* _WRITTEN EXERCISE_: For each line below that includes the word "xlabel", make a copy.

::::

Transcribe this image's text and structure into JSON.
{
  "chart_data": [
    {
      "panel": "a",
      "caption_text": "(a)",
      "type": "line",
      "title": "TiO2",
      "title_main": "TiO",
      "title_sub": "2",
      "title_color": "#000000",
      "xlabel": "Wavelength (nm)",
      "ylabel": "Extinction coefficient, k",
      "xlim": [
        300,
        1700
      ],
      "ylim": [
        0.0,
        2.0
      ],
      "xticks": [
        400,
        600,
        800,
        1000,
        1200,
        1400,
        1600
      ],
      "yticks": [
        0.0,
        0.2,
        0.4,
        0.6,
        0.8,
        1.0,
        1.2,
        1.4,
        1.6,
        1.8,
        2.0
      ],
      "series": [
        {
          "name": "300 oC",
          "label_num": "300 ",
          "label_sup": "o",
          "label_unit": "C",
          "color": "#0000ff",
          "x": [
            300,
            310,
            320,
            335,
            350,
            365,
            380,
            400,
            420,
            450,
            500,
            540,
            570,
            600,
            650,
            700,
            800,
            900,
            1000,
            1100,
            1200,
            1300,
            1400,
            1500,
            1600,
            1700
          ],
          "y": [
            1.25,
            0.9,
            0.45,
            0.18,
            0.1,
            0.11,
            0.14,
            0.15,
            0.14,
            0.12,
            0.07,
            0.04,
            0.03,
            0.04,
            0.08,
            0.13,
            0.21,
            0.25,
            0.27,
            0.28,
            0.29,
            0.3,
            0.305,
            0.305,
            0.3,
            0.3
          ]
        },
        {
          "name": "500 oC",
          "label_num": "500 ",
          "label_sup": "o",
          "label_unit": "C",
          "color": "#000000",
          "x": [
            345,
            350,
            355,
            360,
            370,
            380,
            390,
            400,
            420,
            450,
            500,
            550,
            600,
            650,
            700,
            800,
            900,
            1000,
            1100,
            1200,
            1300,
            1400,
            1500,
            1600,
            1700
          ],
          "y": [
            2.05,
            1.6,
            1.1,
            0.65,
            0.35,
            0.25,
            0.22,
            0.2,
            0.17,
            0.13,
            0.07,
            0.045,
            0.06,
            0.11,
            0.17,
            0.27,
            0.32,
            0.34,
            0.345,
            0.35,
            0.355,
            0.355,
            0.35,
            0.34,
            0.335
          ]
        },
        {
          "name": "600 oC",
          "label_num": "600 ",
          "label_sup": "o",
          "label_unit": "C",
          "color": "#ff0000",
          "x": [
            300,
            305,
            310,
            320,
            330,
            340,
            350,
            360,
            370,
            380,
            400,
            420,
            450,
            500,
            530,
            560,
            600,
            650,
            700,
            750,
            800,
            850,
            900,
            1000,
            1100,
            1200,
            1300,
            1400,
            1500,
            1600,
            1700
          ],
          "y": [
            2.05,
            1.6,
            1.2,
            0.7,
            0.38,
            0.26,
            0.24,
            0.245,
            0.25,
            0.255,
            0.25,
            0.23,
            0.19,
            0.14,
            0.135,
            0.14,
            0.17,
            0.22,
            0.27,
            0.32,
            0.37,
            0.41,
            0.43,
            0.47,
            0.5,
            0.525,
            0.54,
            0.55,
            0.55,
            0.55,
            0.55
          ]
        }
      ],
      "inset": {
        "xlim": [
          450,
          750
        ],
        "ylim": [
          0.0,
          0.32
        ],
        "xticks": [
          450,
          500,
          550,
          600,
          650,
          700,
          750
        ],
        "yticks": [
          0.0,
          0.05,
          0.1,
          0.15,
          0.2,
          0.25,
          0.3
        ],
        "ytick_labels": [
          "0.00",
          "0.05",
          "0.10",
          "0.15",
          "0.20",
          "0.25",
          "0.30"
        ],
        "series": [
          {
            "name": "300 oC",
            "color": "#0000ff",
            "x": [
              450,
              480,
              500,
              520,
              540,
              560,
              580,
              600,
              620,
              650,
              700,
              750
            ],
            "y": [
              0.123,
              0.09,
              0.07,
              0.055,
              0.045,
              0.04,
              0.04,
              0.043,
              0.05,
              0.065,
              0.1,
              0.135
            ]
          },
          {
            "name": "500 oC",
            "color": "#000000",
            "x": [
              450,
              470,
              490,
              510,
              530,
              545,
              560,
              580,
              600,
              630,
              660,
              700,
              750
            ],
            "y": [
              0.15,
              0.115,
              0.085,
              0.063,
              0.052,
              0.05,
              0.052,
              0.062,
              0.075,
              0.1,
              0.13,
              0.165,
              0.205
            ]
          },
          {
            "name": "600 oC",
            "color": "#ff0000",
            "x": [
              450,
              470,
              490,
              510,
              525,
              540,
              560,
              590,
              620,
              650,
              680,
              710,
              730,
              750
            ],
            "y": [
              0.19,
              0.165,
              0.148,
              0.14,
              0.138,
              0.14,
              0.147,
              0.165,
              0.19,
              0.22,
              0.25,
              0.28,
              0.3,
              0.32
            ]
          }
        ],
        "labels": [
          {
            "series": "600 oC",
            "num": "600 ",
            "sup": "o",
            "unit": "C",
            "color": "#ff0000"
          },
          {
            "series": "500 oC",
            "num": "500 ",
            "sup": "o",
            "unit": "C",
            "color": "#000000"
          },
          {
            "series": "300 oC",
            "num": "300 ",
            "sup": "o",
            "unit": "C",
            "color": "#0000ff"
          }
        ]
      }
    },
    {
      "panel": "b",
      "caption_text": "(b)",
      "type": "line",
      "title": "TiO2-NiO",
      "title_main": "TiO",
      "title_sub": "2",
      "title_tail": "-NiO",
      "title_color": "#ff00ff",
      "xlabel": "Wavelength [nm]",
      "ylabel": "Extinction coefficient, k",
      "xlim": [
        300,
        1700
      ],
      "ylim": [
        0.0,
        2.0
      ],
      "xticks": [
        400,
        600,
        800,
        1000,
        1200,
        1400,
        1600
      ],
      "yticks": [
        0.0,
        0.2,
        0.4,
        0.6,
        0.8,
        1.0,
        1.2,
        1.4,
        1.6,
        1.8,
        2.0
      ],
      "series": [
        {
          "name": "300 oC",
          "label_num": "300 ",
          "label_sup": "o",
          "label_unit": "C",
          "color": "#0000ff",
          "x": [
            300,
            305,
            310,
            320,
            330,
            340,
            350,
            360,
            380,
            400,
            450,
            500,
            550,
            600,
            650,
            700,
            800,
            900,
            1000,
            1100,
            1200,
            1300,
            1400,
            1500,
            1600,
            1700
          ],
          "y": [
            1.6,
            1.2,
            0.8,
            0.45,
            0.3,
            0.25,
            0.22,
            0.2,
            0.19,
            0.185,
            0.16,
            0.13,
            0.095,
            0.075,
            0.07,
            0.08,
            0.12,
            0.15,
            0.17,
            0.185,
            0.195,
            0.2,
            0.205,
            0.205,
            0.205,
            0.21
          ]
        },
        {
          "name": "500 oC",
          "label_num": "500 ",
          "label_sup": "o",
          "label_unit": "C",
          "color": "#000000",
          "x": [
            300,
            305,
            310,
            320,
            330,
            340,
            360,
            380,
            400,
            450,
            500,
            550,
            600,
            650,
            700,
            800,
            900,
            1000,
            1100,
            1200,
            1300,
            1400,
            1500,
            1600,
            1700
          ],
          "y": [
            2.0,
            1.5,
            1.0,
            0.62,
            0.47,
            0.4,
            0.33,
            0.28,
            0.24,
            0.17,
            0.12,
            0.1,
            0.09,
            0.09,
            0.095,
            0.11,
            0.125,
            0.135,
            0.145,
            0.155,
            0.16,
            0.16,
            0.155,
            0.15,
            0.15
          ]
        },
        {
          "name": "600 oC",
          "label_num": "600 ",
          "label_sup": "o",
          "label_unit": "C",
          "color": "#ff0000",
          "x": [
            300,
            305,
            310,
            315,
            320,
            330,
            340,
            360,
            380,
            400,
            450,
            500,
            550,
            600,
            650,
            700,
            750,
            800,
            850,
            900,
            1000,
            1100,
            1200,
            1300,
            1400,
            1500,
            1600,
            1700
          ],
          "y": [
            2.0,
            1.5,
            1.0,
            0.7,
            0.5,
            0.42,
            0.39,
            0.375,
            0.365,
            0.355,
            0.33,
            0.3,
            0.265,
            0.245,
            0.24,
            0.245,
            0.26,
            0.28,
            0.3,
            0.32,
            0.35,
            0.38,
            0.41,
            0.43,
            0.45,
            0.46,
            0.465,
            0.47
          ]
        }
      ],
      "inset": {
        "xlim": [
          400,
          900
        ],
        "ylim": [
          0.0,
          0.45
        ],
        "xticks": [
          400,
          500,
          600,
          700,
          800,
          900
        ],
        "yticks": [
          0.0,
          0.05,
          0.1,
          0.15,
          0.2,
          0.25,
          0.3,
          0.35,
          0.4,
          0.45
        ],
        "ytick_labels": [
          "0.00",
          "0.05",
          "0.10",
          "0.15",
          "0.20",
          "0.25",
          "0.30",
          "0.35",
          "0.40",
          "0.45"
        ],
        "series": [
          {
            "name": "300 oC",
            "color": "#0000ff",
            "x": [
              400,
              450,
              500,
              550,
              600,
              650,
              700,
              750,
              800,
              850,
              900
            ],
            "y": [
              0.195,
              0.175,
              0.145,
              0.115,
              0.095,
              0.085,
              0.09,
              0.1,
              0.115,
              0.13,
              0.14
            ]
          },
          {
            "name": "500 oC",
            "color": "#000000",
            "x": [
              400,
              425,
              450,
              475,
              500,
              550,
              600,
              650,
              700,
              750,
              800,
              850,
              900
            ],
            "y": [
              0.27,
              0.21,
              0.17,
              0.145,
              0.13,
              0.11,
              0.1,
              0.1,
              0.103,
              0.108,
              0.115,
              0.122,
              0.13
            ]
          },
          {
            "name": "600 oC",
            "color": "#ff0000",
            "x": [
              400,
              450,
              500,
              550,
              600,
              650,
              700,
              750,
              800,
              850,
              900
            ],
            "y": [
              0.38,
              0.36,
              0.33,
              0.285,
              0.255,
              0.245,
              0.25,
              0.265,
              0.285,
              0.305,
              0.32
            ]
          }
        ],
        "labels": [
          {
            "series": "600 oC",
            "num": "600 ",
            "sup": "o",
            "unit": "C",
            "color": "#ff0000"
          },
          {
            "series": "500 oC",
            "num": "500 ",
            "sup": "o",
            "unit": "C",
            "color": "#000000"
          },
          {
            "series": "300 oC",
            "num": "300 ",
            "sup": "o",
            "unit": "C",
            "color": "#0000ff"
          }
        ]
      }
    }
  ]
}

::::

* _EXERCISE ANSWER_:
      "xlabel": "Wavelength (nm)",
      "xlabel": "Wavelength [nm]",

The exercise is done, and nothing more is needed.